• Task requirements
Pull every line containing the word "with" from the records.
• • •
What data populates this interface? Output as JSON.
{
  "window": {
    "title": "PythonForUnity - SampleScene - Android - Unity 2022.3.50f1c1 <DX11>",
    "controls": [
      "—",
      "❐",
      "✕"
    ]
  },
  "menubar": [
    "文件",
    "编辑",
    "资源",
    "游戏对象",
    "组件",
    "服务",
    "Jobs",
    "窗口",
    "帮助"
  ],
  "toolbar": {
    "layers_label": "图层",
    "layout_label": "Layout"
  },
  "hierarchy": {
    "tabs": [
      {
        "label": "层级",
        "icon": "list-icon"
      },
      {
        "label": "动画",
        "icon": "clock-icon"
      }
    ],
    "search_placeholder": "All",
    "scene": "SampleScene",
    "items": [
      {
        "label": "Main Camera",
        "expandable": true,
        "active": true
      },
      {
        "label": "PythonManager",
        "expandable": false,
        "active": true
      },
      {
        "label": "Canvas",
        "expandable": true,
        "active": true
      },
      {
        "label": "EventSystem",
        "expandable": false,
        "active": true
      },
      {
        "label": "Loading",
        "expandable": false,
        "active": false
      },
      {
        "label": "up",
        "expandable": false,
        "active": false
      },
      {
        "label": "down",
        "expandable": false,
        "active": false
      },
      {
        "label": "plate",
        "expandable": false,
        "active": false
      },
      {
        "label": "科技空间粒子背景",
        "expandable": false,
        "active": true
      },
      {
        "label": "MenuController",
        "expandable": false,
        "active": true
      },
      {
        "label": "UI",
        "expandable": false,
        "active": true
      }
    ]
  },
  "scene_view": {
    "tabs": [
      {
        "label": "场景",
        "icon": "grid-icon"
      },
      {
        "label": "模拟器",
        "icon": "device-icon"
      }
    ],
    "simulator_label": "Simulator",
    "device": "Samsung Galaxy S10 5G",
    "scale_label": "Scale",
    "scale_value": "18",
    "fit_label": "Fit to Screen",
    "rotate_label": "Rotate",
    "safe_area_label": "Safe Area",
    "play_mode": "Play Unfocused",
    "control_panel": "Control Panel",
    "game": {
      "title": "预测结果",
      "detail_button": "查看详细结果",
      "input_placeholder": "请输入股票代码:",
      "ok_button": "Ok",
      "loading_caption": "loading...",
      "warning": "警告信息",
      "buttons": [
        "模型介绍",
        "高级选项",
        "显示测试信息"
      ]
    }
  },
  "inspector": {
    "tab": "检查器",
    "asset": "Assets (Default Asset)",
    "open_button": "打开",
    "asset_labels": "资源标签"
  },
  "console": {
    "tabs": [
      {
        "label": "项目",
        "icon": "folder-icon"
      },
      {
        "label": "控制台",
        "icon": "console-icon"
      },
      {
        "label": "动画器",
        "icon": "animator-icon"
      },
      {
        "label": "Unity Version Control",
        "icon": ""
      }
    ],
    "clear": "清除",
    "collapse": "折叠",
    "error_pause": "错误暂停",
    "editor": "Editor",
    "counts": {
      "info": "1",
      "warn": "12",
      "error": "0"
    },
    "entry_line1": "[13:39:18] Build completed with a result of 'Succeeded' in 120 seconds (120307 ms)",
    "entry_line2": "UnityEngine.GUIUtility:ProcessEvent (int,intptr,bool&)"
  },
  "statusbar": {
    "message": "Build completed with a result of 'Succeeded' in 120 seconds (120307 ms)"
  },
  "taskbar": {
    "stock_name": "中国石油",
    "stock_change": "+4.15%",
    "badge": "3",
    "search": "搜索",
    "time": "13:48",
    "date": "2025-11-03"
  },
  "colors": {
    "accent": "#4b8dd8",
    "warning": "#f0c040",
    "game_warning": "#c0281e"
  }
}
• • •
• Written solution
    "entry_line1": "[13:39:18] Build completed with a result of 'Succeeded' in 120 seconds (120307 ms)",
    "message": "Build completed with a result of 'Succeeded' in 120 seconds (120307 ms)"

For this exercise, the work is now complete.